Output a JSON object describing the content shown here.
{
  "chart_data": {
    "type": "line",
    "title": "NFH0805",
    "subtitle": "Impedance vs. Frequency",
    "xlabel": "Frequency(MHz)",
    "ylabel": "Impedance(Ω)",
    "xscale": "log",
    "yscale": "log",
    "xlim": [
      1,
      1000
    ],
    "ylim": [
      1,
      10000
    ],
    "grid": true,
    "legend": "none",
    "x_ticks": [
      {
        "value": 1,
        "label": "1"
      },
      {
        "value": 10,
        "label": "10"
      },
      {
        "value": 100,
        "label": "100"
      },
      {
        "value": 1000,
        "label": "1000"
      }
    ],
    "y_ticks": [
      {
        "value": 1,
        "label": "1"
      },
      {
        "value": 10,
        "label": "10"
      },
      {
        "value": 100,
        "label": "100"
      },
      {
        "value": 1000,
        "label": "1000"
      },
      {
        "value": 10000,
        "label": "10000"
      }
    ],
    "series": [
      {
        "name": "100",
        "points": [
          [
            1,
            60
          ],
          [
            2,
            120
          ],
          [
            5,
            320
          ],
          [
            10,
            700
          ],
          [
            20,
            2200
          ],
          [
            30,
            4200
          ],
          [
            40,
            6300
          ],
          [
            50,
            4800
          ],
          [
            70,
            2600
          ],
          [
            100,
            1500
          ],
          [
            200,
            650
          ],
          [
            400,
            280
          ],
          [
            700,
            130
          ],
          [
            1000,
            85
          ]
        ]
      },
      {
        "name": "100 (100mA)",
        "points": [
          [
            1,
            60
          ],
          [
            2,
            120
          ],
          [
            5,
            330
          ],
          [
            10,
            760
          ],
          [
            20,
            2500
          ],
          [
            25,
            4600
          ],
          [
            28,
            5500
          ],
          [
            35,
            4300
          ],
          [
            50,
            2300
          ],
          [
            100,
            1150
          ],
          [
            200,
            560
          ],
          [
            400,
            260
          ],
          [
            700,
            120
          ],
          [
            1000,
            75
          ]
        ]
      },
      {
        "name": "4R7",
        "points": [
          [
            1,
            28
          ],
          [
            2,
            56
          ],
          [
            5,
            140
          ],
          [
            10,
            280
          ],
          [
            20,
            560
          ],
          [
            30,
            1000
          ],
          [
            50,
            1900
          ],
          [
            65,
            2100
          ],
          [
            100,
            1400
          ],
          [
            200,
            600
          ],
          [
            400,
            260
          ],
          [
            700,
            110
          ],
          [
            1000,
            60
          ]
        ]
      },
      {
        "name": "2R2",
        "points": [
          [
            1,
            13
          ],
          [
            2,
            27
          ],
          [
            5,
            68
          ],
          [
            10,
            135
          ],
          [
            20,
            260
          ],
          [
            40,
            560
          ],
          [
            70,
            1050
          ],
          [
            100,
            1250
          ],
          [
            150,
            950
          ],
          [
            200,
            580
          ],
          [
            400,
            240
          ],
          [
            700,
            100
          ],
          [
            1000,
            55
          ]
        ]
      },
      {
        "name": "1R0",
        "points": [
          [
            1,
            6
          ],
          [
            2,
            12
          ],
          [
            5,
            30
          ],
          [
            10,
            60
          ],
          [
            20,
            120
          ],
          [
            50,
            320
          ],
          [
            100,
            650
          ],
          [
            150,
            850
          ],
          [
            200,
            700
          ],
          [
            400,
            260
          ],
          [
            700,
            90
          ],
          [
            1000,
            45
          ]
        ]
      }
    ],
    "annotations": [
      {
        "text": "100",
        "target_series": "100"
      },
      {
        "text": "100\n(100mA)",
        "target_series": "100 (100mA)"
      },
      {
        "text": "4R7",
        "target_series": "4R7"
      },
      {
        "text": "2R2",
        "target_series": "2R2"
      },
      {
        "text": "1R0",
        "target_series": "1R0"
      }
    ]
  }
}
-*-
**INSTRUCTIONS FOR THE TASK**
Count the lines of the data that contain the string "Frequency", and reply with that number alone.

**RESPONSE FOR THIS EXERCISE**
2